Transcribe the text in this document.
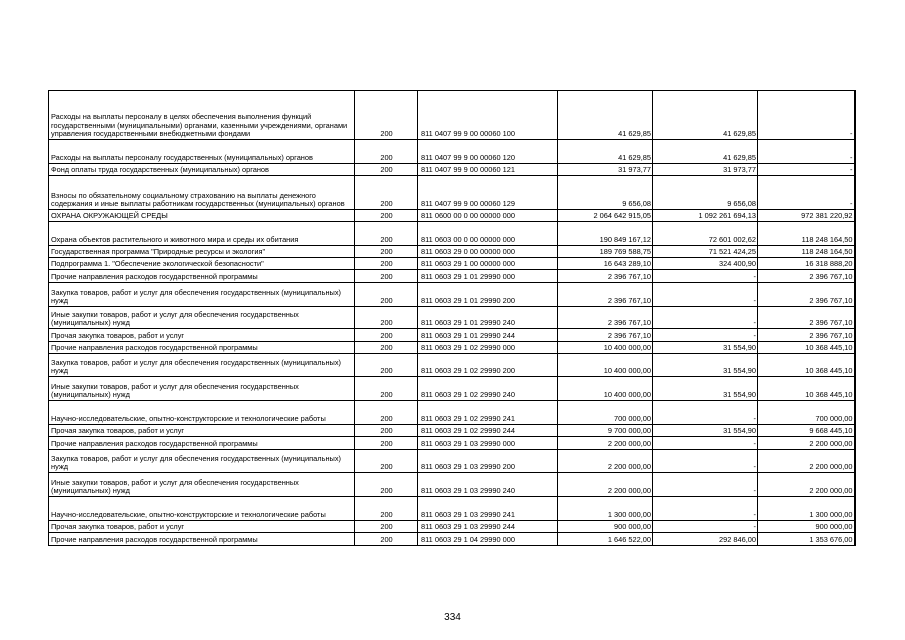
Расходы на выплаты персоналу в целях обеспечения выполнения функций государственными (муниципальными) органами, казенными учреждениями, органами управления государственными внебюджетными фондами	200	811 0407 99 9 00 00060 100	41 629,85	41 629,85	-
Расходы на выплаты персоналу государственных (муниципальных) органов	200	811 0407 99 9 00 00060 120	41 629,85	41 629,85	-
Фонд оплаты труда государственных (муниципальных) органов	200	811 0407 99 9 00 00060 121	31 973,77	31 973,77	-
Взносы по обязательному социальному страхованию на выплаты денежного содержания и иные выплаты работникам государственных (муниципальных) органов	200	811 0407 99 9 00 00060 129	9 656,08	9 656,08	-
ОХРАНА ОКРУЖАЮЩЕЙ СРЕДЫ	200	811 0600 00 0 00 00000 000	2 064 642 915,05	1 092 261 694,13	972 381 220,92
Охрана объектов растительного и животного мира и среды их обитания	200	811 0603 00 0 00 00000 000	190 849 167,12	72 601 002,62	118 248 164,50
Государственная программа "Природные ресурсы и экология"	200	811 0603 29 0 00 00000 000	189 769 588,75	71 521 424,25	118 248 164,50
Подпрограмма 1. "Обеспечение экологической безопасности"	200	811 0603 29 1 00 00000 000	16 643 289,10	324 400,90	16 318 888,20
Прочие направления расходов государственной программы	200	811 0603 29 1 01 29990 000	2 396 767,10	-	2 396 767,10
Закупка товаров, работ и услуг для обеспечения государственных (муниципальных) нужд	200	811 0603 29 1 01 29990 200	2 396 767,10	-	2 396 767,10
Иные закупки товаров, работ и услуг для обеспечения государственных (муниципальных) нужд	200	811 0603 29 1 01 29990 240	2 396 767,10	-	2 396 767,10
Прочая закупка товаров, работ и услуг	200	811 0603 29 1 01 29990 244	2 396 767,10	-	2 396 767,10
Прочие направления расходов государственной программы	200	811 0603 29 1 02 29990 000	10 400 000,00	31 554,90	10 368 445,10
Закупка товаров, работ и услуг для обеспечения государственных (муниципальных) нужд	200	811 0603 29 1 02 29990 200	10 400 000,00	31 554,90	10 368 445,10
Иные закупки товаров, работ и услуг для обеспечения государственных (муниципальных) нужд	200	811 0603 29 1 02 29990 240	10 400 000,00	31 554,90	10 368 445,10
Научно-исследовательские, опытно-конструкторские и технологические работы	200	811 0603 29 1 02 29990 241	700 000,00	-	700 000,00
Прочая закупка товаров, работ и услуг	200	811 0603 29 1 02 29990 244	9 700 000,00	31 554,90	9 668 445,10
Прочие направления расходов государственной программы	200	811 0603 29 1 03 29990 000	2 200 000,00	-	2 200 000,00
Закупка товаров, работ и услуг для обеспечения государственных (муниципальных) нужд	200	811 0603 29 1 03 29990 200	2 200 000,00	-	2 200 000,00
Иные закупки товаров, работ и услуг для обеспечения государственных (муниципальных) нужд	200	811 0603 29 1 03 29990 240	2 200 000,00	-	2 200 000,00
Научно-исследовательские, опытно-конструкторские и технологические работы	200	811 0603 29 1 03 29990 241	1 300 000,00	-	1 300 000,00
Прочая закупка товаров, работ и услуг	200	811 0603 29 1 03 29990 244	900 000,00	-	900 000,00
Прочие направления расходов государственной программы	200	811 0603 29 1 04 29990 000	1 646 522,00	292 846,00	1 353 676,00
334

________

Task description =
Write out the listing word for word, omitting the pictures it holds.

Exercise output =
Transcribe the text in this document.
Расходы на выплаты персоналу в целях обеспечения выполнения функций государственными (муниципальными) органами, казенными учреждениями, органами управления государственными внебюджетными фондами	200	811 0407 99 9 00 00060 100	41 629,85	41 629,85	-
Расходы на выплаты персоналу государственных (муниципальных) органов	200	811 0407 99 9 00 00060 120	41 629,85	41 629,85	-
Фонд оплаты труда государственных (муниципальных) органов	200	811 0407 99 9 00 00060 121	31 973,77	31 973,77	-
Взносы по обязательному социальному страхованию на выплаты денежного содержания и иные выплаты работникам государственных (муниципальных) органов	200	811 0407 99 9 00 00060 129	9 656,08	9 656,08	-
ОХРАНА ОКРУЖАЮЩЕЙ СРЕДЫ	200	811 0600 00 0 00 00000 000	2 064 642 915,05	1 092 261 694,13	972 381 220,92
Охрана объектов растительного и животного мира и среды их обитания	200	811 0603 00 0 00 00000 000	190 849 167,12	72 601 002,62	118 248 164,50
Государственная программа "Природные ресурсы и экология"	200	811 0603 29 0 00 00000 000	189 769 588,75	71 521 424,25	118 248 164,50
Подпрограмма 1. "Обеспечение экологической безопасности"	200	811 0603 29 1 00 00000 000	16 643 289,10	324 400,90	16 318 888,20
Прочие направления расходов государственной программы	200	811 0603 29 1 01 29990 000	2 396 767,10	-	2 396 767,10
Закупка товаров, работ и услуг для обеспечения государственных (муниципальных) нужд	200	811 0603 29 1 01 29990 200	2 396 767,10	-	2 396 767,10
Иные закупки товаров, работ и услуг для обеспечения государственных (муниципальных) нужд	200	811 0603 29 1 01 29990 240	2 396 767,10	-	2 396 767,10
Прочая закупка товаров, работ и услуг	200	811 0603 29 1 01 29990 244	2 396 767,10	-	2 396 767,10
Прочие направления расходов государственной программы	200	811 0603 29 1 02 29990 000	10 400 000,00	31 554,90	10 368 445,10
Закупка товаров, работ и услуг для обеспечения государственных (муниципальных) нужд	200	811 0603 29 1 02 29990 200	10 400 000,00	31 554,90	10 368 445,10
Иные закупки товаров, работ и услуг для обеспечения государственных (муниципальных) нужд	200	811 0603 29 1 02 29990 240	10 400 000,00	31 554,90	10 368 445,10
Научно-исследовательские, опытно-конструкторские и технологические работы	200	811 0603 29 1 02 29990 241	700 000,00	-	700 000,00
Прочая закупка товаров, работ и услуг	200	811 0603 29 1 02 29990 244	9 700 000,00	31 554,90	9 668 445,10
Прочие направления расходов государственной программы	200	811 0603 29 1 03 29990 000	2 200 000,00	-	2 200 000,00
Закупка товаров, работ и услуг для обеспечения государственных (муниципальных) нужд	200	811 0603 29 1 03 29990 200	2 200 000,00	-	2 200 000,00
Иные закупки товаров, работ и услуг для обеспечения государственных (муниципальных) нужд	200	811 0603 29 1 03 29990 240	2 200 000,00	-	2 200 000,00
Научно-исследовательские, опытно-конструкторские и технологические работы	200	811 0603 29 1 03 29990 241	1 300 000,00	-	1 300 000,00
Прочая закупка товаров, работ и услуг	200	811 0603 29 1 03 29990 244	900 000,00	-	900 000,00
Прочие направления расходов государственной программы	200	811 0603 29 1 04 29990 000	1 646 522,00	292 846,00	1 353 676,00
334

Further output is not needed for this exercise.